**Work to do:**
Using the listing below, extract each line that has the word "importante" in it.

— BEGIN Dataset entries —

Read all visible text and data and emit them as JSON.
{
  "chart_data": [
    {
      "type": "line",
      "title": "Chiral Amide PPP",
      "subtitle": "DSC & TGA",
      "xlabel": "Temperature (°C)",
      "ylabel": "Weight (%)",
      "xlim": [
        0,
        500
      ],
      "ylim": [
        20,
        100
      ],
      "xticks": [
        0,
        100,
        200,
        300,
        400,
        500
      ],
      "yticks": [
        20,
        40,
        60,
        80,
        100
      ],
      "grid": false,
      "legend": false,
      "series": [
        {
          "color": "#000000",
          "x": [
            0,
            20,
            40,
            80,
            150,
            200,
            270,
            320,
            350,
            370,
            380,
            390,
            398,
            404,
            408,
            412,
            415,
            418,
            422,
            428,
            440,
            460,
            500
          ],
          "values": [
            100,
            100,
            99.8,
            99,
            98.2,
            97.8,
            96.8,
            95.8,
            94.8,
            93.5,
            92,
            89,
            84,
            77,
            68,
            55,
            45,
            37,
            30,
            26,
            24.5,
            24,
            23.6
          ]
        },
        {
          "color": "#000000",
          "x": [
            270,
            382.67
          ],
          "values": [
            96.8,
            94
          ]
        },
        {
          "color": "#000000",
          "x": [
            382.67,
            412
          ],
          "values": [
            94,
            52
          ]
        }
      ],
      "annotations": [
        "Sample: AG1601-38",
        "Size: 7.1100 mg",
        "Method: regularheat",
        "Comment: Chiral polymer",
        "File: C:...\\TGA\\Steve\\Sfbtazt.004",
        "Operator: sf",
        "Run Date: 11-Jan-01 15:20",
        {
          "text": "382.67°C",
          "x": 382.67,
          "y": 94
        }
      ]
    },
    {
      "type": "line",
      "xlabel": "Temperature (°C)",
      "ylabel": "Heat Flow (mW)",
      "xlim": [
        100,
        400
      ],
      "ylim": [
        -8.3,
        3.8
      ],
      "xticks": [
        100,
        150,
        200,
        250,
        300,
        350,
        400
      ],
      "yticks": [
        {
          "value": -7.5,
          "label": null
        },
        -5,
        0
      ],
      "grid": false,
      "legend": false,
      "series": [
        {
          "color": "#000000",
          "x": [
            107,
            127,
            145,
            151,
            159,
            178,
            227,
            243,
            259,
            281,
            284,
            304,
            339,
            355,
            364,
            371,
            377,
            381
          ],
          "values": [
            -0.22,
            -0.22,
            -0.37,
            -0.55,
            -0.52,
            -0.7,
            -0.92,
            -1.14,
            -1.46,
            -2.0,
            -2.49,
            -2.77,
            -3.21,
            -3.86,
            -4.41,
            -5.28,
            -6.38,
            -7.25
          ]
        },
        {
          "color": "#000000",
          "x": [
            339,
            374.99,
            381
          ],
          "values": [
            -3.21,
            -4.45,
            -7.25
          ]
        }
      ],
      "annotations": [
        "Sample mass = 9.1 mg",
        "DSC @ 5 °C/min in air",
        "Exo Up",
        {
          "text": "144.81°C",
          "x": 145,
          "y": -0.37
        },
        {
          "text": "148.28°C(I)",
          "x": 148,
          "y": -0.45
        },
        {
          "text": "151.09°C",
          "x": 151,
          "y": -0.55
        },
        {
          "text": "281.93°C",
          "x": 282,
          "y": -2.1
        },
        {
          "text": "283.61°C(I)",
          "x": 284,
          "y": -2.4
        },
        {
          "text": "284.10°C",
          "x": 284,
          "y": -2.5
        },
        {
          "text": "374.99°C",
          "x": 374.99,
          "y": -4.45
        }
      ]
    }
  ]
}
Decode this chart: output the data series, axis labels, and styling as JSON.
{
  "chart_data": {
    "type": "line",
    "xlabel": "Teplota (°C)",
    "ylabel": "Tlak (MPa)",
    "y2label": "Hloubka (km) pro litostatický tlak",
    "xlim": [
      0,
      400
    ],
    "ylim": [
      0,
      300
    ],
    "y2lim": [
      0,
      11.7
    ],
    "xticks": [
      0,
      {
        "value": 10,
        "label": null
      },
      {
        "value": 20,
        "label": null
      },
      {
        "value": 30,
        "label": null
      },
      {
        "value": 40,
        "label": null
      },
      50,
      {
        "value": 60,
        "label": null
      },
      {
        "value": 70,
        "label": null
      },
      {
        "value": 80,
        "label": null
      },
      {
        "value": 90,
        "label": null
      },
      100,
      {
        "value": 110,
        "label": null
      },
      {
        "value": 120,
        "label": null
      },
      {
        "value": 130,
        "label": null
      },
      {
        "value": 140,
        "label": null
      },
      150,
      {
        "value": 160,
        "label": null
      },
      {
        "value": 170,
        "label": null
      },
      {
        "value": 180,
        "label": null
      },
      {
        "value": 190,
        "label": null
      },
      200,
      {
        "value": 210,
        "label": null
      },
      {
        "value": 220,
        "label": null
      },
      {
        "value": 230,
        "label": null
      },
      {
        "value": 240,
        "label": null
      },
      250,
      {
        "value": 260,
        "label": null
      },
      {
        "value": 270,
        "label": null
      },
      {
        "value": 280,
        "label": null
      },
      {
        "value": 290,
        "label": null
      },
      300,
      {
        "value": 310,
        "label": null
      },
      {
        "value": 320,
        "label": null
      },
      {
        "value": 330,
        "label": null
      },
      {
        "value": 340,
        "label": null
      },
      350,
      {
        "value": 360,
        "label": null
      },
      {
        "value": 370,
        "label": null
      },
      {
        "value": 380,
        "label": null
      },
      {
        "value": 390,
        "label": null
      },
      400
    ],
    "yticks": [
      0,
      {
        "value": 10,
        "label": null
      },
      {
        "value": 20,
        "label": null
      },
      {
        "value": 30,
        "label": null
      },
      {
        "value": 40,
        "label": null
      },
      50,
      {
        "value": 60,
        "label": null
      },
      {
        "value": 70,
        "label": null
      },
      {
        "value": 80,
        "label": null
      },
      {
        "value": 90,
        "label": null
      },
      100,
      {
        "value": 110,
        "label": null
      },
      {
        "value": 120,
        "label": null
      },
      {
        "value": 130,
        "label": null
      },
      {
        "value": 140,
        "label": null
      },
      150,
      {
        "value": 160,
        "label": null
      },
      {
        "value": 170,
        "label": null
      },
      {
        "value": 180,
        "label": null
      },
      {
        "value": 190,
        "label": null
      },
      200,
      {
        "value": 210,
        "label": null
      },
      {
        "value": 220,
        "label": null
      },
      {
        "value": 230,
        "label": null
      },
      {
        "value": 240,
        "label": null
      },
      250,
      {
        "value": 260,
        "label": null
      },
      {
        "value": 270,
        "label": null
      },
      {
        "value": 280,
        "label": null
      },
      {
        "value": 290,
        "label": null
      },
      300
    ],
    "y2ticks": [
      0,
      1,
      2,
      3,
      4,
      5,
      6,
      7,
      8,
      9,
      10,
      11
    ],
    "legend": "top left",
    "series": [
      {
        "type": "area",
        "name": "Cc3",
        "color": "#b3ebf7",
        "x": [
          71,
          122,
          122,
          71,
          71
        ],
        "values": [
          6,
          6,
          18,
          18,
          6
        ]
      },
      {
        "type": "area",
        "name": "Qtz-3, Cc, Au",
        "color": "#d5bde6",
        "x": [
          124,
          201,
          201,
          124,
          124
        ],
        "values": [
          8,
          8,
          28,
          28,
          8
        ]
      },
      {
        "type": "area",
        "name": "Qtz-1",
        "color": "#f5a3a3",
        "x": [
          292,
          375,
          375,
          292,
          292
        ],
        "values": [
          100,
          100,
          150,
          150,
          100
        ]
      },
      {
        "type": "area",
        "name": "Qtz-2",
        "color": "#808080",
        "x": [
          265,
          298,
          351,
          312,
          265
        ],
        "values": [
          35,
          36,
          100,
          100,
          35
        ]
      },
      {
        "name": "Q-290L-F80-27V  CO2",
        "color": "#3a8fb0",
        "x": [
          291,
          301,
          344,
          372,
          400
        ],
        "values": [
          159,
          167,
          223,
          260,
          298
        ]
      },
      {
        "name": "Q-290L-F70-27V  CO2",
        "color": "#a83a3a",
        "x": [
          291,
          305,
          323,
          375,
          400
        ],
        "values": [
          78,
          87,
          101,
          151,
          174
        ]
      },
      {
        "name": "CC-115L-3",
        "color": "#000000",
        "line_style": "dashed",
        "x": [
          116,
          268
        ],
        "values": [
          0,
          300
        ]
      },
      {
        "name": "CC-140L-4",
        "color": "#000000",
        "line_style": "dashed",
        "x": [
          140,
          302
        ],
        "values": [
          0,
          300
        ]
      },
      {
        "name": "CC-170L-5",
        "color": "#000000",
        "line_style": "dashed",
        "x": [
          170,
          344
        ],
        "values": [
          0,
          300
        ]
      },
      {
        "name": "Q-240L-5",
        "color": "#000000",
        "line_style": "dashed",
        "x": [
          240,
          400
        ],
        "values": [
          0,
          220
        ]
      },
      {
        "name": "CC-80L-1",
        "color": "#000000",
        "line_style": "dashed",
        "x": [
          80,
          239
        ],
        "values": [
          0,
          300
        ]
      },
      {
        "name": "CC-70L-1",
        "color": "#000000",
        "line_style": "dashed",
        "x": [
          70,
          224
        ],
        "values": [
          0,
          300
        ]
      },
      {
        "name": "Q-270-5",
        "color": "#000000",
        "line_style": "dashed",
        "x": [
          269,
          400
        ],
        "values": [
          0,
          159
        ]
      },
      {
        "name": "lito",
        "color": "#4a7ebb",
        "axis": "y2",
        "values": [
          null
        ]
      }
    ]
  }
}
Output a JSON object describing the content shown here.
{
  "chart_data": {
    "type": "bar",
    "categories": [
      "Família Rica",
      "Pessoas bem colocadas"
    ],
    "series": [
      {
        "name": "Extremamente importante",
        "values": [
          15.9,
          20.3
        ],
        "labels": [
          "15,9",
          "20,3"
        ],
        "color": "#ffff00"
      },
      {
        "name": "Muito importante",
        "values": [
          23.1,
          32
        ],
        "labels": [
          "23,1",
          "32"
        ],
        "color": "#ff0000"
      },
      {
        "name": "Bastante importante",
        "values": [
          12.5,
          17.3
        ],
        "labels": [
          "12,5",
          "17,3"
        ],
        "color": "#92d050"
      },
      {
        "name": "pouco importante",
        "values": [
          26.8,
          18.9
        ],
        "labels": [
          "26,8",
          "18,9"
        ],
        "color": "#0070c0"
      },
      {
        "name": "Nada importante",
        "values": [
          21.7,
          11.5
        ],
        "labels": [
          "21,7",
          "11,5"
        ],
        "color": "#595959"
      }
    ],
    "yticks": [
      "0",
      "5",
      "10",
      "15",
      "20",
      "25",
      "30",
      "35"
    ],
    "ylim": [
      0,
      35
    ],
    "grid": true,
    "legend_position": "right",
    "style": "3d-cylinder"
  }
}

— END Dataset entries —

**Solved exercise:**
        "name": "Extremamente importante",
        "name": "Muito importante",
        "name": "Bastante importante",
        "name": "pouco importante",
        "name": "Nada importante",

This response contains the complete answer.